**PROBLEM REQUIREMENTS:** Say how many lines include the word "Educational". Reply with nothing but the number.

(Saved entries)

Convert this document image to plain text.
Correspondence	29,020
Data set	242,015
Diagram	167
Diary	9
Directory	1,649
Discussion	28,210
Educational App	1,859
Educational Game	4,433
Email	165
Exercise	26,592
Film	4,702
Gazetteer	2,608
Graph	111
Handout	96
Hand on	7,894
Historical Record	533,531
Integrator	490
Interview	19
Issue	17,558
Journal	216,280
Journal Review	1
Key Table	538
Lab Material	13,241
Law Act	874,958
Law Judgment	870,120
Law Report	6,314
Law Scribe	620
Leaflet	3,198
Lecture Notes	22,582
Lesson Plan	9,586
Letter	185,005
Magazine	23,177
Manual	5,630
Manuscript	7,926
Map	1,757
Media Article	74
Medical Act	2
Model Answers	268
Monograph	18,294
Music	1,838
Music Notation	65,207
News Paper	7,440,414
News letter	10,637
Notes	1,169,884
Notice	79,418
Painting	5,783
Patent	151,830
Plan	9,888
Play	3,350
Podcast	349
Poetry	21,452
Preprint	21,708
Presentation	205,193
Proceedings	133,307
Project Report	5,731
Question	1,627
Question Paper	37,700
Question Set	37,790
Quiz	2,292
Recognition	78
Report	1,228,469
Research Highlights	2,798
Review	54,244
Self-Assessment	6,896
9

**SOLUTION TO THIS TASK:** 2